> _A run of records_
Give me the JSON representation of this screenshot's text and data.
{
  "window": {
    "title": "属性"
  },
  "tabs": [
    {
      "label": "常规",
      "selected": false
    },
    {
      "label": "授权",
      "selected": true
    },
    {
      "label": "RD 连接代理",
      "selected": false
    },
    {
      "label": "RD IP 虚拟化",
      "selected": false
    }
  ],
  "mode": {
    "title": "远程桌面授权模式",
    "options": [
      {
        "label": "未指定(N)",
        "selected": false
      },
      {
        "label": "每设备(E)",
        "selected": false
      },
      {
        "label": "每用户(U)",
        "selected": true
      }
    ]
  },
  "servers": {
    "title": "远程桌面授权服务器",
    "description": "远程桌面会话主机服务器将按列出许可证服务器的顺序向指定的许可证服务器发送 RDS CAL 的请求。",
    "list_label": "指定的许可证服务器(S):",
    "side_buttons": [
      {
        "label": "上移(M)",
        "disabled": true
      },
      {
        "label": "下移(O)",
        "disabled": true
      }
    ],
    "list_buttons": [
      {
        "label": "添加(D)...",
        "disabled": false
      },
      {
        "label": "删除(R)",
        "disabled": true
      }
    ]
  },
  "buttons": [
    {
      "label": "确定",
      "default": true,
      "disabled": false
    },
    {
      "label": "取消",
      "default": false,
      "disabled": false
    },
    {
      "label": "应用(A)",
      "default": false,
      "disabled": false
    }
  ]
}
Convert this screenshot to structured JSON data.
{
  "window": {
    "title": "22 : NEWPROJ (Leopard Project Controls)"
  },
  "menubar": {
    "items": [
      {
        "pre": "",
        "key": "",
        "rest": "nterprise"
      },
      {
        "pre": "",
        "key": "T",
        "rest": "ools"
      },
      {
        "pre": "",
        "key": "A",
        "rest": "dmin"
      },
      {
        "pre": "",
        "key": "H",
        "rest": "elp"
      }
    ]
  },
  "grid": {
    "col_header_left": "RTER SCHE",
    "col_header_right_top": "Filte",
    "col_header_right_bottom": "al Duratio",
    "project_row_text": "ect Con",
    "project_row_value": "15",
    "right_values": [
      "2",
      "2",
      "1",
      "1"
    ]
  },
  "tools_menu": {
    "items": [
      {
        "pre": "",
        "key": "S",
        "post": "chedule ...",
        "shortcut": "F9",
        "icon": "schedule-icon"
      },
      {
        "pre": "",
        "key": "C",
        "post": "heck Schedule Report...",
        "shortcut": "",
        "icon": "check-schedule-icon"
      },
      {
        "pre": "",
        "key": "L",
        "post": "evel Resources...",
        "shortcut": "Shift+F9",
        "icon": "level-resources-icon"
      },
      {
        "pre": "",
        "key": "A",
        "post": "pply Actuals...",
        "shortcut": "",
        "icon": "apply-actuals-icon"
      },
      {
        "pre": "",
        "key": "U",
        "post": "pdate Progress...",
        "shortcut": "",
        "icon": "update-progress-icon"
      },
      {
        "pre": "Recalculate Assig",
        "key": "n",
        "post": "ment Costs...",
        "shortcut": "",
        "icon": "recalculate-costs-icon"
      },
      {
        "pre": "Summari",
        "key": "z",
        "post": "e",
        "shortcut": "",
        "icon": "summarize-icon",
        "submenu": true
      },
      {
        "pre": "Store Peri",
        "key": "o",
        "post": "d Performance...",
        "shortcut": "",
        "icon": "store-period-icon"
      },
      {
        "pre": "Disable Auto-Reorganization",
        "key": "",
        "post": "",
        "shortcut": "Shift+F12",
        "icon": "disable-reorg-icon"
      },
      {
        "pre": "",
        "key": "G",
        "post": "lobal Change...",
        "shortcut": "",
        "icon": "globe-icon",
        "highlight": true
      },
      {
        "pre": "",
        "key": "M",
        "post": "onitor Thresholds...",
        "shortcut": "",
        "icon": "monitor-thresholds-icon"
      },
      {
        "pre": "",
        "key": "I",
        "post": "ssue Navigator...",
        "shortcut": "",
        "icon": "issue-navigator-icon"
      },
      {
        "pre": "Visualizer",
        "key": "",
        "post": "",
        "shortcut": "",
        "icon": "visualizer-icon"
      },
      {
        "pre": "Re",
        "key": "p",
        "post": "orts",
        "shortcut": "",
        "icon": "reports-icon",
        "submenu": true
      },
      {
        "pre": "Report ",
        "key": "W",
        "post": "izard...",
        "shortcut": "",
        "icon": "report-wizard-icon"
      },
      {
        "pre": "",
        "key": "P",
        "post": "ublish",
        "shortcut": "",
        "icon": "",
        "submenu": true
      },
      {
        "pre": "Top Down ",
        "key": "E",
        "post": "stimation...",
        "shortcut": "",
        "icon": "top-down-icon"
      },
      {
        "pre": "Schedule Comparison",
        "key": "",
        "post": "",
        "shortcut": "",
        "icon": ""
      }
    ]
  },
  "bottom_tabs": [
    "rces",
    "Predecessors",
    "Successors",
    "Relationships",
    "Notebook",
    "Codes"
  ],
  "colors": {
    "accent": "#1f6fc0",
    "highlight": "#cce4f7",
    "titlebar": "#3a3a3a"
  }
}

> _Task goal_
Set down all of the records shown above once more, exactly.

> _Exercise response_
Give me the JSON representation of this screenshot's text and data.
{
  "window": {
    "title": "属性"
  },
  "tabs": [
    {
      "label": "常规",
      "selected": false
    },
    {
      "label": "授权",
      "selected": true
    },
    {
      "label": "RD 连接代理",
      "selected": false
    },
    {
      "label": "RD IP 虚拟化",
      "selected": false
    }
  ],
  "mode": {
    "title": "远程桌面授权模式",
    "options": [
      {
        "label": "未指定(N)",
        "selected": false
      },
      {
        "label": "每设备(E)",
        "selected": false
      },
      {
        "label": "每用户(U)",
        "selected": true
      }
    ]
  },
  "servers": {
    "title": "远程桌面授权服务器",
    "description": "远程桌面会话主机服务器将按列出许可证服务器的顺序向指定的许可证服务器发送 RDS CAL 的请求。",
    "list_label": "指定的许可证服务器(S):",
    "side_buttons": [
      {
        "label": "上移(M)",
        "disabled": true
      },
      {
        "label": "下移(O)",
        "disabled": true
      }
    ],
    "list_buttons": [
      {
        "label": "添加(D)...",
        "disabled": false
      },
      {
        "label": "删除(R)",
        "disabled": true
      }
    ]
  },
  "buttons": [
    {
      "label": "确定",
      "default": true,
      "disabled": false
    },
    {
      "label": "取消",
      "default": false,
      "disabled": false
    },
    {
      "label": "应用(A)",
      "default": false,
      "disabled": false
    }
  ]
}
Convert this screenshot to structured JSON data.
{
  "window": {
    "title": "22 : NEWPROJ (Leopard Project Controls)"
  },
  "menubar": {
    "items": [
      {
        "pre": "",
        "key": "",
        "rest": "nterprise"
      },
      {
        "pre": "",
        "key": "T",
        "rest": "ools"
      },
      {
        "pre": "",
        "key": "A",
        "rest": "dmin"
      },
      {
        "pre": "",
        "key": "H",
        "rest": "elp"
      }
    ]
  },
  "grid": {
    "col_header_left": "RTER SCHE",
    "col_header_right_top": "Filte",
    "col_header_right_bottom": "al Duratio",
    "project_row_text": "ect Con",
    "project_row_value": "15",
    "right_values": [
      "2",
      "2",
      "1",
      "1"
    ]
  },
  "tools_menu": {
    "items": [
      {
        "pre": "",
        "key": "S",
        "post": "chedule ...",
        "shortcut": "F9",
        "icon": "schedule-icon"
      },
      {
        "pre": "",
        "key": "C",
        "post": "heck Schedule Report...",
        "shortcut": "",
        "icon": "check-schedule-icon"
      },
      {
        "pre": "",
        "key": "L",
        "post": "evel Resources...",
        "shortcut": "Shift+F9",
        "icon": "level-resources-icon"
      },
      {
        "pre": "",
        "key": "A",
        "post": "pply Actuals...",
        "shortcut": "",
        "icon": "apply-actuals-icon"
      },
      {
        "pre": "",
        "key": "U",
        "post": "pdate Progress...",
        "shortcut": "",
        "icon": "update-progress-icon"
      },
      {
        "pre": "Recalculate Assig",
        "key": "n",
        "post": "ment Costs...",
        "shortcut": "",
        "icon": "recalculate-costs-icon"
      },
      {
        "pre": "Summari",
        "key": "z",
        "post": "e",
        "shortcut": "",
        "icon": "summarize-icon",
        "submenu": true
      },
      {
        "pre": "Store Peri",
        "key": "o",
        "post": "d Performance...",
        "shortcut": "",
        "icon": "store-period-icon"
      },
      {
        "pre": "Disable Auto-Reorganization",
        "key": "",
        "post": "",
        "shortcut": "Shift+F12",
        "icon": "disable-reorg-icon"
      },
      {
        "pre": "",
        "key": "G",
        "post": "lobal Change...",
        "shortcut": "",
        "icon": "globe-icon",
        "highlight": true
      },
      {
        "pre": "",
        "key": "M",
        "post": "onitor Thresholds...",
        "shortcut": "",
        "icon": "monitor-thresholds-icon"
      },
      {
        "pre": "",
        "key": "I",
        "post": "ssue Navigator...",
        "shortcut": "",
        "icon": "issue-navigator-icon"
      },
      {
        "pre": "Visualizer",
        "key": "",
        "post": "",
        "shortcut": "",
        "icon": "visualizer-icon"
      },
      {
        "pre": "Re",
        "key": "p",
        "post": "orts",
        "shortcut": "",
        "icon": "reports-icon",
        "submenu": true
      },
      {
        "pre": "Report ",
        "key": "W",
        "post": "izard...",
        "shortcut": "",
        "icon": "report-wizard-icon"
      },
      {
        "pre": "",
        "key": "P",
        "post": "ublish",
        "shortcut": "",
        "icon": "",
        "submenu": true
      },
      {
        "pre": "Top Down ",
        "key": "E",
        "post": "stimation...",
        "shortcut": "",
        "icon": "top-down-icon"
      },
      {
        "pre": "Schedule Comparison",
        "key": "",
        "post": "",
        "shortcut": "",
        "icon": ""
      }
    ]
  },
  "bottom_tabs": [
    "rces",
    "Predecessors",
    "Successors",
    "Relationships",
    "Notebook",
    "Codes"
  ],
  "colors": {
    "accent": "#1f6fc0",
    "highlight": "#cce4f7",
    "titlebar": "#3a3a3a"
  }
}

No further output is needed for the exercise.